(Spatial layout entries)
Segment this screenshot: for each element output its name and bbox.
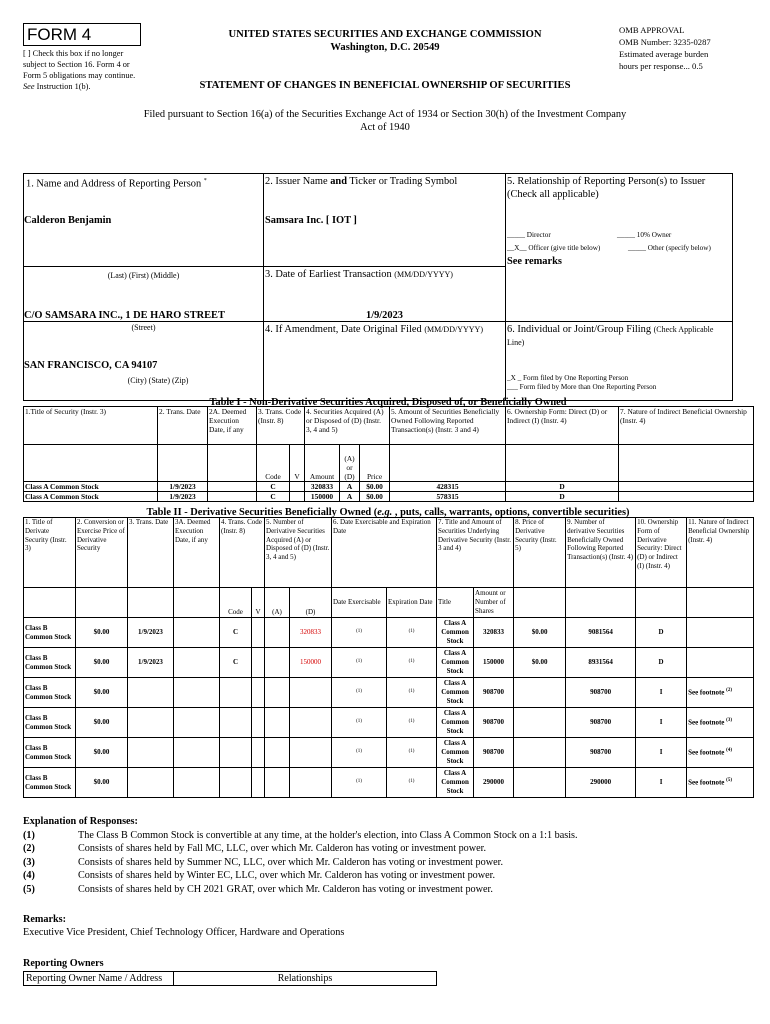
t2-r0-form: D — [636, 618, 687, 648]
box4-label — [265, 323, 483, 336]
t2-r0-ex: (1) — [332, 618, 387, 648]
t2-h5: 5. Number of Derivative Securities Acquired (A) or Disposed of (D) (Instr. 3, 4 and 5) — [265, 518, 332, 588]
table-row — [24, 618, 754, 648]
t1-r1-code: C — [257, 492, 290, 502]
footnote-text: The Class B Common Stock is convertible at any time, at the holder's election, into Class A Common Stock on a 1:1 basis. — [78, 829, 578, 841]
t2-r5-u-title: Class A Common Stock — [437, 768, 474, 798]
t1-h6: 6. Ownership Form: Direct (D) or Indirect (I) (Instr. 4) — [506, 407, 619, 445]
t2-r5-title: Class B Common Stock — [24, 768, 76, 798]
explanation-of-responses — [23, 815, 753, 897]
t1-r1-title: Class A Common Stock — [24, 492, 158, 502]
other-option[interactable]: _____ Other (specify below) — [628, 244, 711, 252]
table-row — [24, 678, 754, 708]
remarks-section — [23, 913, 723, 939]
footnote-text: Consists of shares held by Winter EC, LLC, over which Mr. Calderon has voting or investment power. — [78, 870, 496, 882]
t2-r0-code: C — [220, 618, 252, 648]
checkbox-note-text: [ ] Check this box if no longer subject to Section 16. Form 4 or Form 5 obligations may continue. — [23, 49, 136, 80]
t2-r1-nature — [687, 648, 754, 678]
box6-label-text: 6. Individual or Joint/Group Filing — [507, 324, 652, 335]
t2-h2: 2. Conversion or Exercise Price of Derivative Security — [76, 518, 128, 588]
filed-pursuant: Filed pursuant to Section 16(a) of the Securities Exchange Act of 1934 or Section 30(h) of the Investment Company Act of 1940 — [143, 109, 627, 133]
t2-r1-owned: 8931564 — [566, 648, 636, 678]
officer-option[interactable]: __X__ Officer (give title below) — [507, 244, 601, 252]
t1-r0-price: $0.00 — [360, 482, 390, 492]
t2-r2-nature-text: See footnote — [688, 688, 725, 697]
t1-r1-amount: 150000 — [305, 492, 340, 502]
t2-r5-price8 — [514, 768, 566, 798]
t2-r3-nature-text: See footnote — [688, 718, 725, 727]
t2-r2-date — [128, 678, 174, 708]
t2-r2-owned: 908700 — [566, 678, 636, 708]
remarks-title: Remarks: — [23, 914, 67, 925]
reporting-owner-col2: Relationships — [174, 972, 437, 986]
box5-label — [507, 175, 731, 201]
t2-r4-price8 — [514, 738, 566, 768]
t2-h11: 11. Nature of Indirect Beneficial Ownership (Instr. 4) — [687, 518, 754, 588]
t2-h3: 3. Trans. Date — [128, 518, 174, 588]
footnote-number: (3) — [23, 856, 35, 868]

### DIRECTIVE
Put the rows from the line containing "t2-r0-form: D — [636, 618, 687, 648]" down through the line containing "table-row — [24, 618, 754, 648]" into a JSON list of strings, one string per line, with any blank lines omitted.

### SOLUTION FOR THIS TASK
[
  "t2-r0-form: D — [636, 618, 687, 648]",
  "box4-label — [265, 323, 483, 336]",
  "t2-r0-ex: (1) — [332, 618, 387, 648]",
  "t2-h5: 5. Number of Derivative Securities Acquired (A) or Disposed of (D) (Instr. 3, 4 and 5) — [265, 518, 332, 588]",
  "table-row — [24, 618, 754, 648]"
]